Collected data
--
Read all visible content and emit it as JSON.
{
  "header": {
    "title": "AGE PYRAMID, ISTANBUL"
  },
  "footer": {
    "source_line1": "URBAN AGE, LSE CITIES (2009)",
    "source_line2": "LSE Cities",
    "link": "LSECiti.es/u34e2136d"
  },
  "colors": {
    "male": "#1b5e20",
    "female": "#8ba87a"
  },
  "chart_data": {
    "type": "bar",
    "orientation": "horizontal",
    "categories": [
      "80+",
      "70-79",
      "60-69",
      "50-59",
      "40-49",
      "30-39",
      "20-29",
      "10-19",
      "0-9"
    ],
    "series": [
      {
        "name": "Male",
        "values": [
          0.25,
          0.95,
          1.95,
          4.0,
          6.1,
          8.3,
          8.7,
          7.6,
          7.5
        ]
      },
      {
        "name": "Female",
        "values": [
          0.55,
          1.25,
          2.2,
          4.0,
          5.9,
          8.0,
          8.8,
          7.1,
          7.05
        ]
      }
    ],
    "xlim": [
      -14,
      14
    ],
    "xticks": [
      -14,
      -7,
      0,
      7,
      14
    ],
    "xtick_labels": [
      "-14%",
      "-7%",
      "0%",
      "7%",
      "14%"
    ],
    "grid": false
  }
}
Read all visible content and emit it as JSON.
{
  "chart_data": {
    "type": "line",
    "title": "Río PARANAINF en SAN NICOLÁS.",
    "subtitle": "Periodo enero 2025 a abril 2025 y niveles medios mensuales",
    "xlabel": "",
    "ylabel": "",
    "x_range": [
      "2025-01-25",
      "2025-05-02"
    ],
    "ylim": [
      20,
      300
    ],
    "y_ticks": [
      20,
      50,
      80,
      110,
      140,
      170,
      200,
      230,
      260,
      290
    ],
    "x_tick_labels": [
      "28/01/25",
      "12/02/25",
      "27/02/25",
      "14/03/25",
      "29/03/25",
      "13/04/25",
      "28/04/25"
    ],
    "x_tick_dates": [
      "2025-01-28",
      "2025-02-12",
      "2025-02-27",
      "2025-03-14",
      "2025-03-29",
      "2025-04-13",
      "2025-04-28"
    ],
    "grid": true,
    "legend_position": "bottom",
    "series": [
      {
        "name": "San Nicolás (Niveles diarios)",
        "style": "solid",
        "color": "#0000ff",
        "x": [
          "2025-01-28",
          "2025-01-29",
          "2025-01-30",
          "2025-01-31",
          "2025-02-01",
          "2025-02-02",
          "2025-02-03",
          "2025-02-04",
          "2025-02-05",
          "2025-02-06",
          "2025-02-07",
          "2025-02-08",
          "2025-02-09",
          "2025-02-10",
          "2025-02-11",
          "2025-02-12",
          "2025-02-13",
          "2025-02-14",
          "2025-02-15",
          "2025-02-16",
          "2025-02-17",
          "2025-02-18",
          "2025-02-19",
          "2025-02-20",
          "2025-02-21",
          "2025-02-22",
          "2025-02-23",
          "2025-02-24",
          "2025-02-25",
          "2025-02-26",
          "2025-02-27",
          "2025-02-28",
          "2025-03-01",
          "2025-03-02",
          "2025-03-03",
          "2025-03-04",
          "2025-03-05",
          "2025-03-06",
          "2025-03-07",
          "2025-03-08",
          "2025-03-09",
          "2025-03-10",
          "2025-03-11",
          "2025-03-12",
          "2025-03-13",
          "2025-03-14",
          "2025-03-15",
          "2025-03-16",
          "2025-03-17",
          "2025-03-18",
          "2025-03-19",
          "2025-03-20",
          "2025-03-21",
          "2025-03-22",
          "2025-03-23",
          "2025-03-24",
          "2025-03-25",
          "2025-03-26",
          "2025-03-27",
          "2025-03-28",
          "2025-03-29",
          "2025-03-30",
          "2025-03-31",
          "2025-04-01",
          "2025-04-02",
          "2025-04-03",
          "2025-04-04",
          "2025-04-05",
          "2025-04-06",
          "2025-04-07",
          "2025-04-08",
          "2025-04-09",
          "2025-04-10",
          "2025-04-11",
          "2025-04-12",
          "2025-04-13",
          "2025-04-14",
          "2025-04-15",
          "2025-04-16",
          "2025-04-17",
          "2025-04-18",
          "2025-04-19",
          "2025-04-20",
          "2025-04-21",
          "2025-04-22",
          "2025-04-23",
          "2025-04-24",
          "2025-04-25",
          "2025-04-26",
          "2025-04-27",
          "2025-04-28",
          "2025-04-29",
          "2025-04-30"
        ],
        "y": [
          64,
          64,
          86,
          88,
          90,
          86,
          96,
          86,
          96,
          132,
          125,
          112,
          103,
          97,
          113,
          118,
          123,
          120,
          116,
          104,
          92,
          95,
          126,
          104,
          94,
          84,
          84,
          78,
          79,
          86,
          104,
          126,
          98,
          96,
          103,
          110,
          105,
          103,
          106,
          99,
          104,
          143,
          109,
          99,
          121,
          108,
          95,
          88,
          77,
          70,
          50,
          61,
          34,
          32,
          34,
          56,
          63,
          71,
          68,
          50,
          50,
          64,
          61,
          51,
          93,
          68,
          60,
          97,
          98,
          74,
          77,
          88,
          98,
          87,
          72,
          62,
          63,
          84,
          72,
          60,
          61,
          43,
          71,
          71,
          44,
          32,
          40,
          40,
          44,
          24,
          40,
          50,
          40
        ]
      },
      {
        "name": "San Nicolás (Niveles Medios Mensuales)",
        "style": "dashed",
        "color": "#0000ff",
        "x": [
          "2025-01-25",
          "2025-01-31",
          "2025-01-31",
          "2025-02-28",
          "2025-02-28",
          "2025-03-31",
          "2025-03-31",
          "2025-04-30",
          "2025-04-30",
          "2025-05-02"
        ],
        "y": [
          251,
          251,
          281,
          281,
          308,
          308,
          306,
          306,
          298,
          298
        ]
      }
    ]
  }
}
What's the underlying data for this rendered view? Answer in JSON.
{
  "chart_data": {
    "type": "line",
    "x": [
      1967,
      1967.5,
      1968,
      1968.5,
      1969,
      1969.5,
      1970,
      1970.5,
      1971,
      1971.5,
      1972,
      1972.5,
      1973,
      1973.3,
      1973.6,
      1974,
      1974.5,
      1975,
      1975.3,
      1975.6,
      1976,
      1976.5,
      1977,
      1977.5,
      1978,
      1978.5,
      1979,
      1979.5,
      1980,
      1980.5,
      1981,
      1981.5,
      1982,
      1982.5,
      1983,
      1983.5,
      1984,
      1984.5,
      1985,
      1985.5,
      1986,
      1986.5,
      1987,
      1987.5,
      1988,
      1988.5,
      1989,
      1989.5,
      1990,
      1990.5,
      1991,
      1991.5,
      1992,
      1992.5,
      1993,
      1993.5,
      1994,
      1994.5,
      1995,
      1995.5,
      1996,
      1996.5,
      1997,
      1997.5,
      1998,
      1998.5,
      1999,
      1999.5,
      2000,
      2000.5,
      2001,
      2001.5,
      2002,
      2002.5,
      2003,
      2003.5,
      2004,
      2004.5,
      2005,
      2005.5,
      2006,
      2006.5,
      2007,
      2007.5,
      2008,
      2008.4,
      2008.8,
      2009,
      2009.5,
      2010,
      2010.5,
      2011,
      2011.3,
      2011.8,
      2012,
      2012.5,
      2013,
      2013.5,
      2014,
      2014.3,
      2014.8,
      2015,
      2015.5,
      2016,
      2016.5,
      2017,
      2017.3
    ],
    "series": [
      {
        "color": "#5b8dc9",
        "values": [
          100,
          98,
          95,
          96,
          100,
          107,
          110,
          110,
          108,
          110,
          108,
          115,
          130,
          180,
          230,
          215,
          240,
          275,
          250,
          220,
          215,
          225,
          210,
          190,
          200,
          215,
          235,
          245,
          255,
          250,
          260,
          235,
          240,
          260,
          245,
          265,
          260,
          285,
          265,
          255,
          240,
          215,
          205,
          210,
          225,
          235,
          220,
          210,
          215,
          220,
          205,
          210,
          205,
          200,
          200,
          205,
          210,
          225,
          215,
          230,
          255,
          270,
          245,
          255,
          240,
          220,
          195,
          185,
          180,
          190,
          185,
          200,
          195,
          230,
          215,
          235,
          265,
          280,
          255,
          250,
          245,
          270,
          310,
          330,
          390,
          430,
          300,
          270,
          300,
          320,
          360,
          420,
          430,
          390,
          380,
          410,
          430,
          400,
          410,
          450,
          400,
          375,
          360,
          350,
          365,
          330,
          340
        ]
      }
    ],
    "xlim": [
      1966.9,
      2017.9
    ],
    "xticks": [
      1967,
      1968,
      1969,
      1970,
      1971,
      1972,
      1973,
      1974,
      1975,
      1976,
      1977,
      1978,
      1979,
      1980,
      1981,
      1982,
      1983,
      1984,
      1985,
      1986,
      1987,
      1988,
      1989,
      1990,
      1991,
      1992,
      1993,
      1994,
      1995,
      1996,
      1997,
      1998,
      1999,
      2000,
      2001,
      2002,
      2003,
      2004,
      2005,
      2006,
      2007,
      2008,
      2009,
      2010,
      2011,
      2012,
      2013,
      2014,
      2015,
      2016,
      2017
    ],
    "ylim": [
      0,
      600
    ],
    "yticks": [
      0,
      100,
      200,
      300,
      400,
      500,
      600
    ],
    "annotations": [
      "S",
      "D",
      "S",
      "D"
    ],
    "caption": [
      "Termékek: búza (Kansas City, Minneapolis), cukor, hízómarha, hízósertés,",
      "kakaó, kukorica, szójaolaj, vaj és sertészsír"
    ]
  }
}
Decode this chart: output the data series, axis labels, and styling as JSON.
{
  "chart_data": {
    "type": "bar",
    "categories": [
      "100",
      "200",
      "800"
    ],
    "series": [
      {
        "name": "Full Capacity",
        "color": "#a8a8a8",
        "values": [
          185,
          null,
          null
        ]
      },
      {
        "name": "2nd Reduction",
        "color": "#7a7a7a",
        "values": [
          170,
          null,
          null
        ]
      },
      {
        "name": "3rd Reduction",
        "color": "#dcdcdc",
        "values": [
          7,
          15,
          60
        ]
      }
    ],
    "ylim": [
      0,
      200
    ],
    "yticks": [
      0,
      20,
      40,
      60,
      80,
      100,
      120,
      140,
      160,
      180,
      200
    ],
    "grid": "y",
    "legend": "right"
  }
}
--
### Aim
Pull out all lines in the data above that include "JSON".

### The response
Read all visible content and emit it as JSON.
Read all visible content and emit it as JSON.
What's the underlying data for this rendered view? Answer in JSON.
Decode this chart: output the data series, axis labels, and styling as JSON.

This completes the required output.